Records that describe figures
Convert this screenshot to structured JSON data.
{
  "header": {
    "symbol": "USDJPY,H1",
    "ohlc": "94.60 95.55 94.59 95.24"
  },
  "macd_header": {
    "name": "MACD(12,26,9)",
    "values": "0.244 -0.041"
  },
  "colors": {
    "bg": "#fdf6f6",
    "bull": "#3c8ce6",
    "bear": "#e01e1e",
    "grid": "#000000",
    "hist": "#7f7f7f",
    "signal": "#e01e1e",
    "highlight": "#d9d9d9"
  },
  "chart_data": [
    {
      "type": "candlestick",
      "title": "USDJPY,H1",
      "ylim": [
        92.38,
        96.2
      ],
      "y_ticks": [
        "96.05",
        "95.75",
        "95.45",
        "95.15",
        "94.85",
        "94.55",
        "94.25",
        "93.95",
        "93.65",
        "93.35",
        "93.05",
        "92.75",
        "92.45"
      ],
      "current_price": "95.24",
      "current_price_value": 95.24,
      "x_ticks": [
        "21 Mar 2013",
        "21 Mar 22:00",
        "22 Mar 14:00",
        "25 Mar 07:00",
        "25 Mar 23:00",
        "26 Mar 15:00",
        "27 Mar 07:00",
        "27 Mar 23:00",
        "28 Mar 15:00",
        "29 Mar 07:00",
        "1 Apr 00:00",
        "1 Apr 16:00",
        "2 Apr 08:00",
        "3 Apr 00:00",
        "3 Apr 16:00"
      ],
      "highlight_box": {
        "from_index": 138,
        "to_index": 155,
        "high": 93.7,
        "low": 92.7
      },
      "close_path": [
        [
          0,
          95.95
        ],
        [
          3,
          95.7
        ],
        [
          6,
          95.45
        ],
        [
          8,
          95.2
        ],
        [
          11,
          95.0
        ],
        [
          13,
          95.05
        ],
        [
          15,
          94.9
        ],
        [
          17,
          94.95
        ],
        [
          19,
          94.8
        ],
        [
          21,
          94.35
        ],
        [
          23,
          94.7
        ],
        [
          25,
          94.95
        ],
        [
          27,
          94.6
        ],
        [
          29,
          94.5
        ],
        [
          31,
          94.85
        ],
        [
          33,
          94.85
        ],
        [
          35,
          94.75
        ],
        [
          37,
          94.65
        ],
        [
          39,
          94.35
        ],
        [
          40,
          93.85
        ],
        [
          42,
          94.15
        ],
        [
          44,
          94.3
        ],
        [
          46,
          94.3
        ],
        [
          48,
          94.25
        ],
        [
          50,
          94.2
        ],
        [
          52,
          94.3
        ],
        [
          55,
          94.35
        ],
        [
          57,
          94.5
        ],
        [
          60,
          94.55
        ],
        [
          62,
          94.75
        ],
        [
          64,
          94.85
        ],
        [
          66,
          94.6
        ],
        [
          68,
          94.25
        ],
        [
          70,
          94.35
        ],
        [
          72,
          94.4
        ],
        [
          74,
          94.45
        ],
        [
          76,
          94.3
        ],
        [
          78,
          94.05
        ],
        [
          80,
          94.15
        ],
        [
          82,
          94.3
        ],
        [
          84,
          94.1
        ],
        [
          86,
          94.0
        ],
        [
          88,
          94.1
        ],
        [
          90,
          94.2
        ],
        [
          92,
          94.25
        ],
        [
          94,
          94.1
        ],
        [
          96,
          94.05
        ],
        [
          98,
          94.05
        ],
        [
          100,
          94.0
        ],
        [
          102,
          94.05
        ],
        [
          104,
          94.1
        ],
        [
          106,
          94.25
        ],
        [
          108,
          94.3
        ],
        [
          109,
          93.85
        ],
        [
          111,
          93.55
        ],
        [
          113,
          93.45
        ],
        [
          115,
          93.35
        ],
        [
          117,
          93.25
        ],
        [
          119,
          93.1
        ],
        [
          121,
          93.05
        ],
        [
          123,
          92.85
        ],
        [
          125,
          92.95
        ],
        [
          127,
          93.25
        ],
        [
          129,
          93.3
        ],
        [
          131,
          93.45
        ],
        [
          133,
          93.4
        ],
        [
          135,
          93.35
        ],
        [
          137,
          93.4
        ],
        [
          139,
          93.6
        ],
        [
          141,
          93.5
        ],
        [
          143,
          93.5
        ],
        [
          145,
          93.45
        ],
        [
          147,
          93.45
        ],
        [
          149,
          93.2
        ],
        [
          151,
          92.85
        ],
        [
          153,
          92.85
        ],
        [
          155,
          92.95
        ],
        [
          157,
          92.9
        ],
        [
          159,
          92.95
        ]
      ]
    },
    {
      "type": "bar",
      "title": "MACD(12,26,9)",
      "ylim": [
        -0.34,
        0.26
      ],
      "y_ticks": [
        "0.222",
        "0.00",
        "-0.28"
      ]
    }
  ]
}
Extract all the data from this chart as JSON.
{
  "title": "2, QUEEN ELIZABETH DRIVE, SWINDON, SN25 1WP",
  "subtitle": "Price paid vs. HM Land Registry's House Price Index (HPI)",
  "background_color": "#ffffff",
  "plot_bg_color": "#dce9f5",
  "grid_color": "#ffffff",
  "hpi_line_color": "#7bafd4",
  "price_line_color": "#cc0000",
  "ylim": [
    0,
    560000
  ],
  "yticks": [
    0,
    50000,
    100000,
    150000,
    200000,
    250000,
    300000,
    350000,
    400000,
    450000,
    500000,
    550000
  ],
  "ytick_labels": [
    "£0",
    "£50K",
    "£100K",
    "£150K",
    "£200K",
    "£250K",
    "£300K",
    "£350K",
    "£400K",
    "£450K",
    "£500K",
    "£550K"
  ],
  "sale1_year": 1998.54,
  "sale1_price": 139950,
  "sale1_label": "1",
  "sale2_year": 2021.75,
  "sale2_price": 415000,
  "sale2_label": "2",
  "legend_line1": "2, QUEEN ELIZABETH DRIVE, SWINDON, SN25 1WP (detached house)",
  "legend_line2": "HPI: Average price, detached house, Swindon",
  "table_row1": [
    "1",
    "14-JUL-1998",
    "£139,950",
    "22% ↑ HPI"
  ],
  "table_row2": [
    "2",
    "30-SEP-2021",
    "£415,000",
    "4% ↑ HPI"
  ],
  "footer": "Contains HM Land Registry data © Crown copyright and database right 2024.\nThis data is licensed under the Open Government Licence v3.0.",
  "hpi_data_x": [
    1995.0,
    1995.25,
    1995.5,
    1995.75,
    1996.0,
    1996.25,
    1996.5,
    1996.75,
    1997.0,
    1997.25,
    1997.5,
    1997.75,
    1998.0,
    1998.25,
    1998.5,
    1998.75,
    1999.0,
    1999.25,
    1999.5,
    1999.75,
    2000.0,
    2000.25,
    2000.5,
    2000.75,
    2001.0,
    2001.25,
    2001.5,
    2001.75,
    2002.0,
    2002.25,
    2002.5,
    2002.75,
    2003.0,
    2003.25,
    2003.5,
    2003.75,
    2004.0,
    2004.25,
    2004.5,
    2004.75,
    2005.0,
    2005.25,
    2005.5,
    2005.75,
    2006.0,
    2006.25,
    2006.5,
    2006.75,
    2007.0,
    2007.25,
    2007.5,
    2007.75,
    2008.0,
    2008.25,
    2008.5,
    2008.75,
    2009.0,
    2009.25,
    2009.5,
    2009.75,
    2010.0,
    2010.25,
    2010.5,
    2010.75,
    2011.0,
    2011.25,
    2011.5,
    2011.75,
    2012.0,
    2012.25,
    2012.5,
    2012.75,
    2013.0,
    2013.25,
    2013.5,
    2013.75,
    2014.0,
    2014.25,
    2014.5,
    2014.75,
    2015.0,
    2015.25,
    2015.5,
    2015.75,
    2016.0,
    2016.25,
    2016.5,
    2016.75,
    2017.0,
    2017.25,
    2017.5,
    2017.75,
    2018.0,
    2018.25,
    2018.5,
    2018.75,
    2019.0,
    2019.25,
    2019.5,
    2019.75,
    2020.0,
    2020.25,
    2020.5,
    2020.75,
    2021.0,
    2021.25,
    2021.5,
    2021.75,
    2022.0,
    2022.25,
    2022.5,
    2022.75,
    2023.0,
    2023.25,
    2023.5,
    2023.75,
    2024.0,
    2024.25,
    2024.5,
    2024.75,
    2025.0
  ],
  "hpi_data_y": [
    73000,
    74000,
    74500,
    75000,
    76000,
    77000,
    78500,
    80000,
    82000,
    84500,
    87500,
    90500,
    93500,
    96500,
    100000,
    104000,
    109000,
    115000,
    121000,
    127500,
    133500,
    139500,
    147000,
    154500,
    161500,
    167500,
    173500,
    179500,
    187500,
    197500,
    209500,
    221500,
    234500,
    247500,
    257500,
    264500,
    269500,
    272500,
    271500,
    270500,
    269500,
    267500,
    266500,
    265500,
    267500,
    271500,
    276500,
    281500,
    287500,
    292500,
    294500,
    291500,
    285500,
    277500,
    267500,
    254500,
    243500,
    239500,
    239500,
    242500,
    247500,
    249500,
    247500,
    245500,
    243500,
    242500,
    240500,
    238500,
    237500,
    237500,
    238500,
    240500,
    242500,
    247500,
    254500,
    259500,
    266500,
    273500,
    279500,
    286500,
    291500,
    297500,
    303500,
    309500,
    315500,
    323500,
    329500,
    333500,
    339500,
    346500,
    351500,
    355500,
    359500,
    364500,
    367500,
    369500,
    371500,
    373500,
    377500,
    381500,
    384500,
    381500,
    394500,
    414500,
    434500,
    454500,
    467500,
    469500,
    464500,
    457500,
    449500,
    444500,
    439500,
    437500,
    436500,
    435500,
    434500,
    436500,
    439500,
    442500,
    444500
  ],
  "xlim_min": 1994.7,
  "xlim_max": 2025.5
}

* **What is needed**
Which lines hold the word "ffffff"? Copy every one of them.

* **Solution to this task**
  "background_color": "#ffffff",
  "grid_color": "#ffffff",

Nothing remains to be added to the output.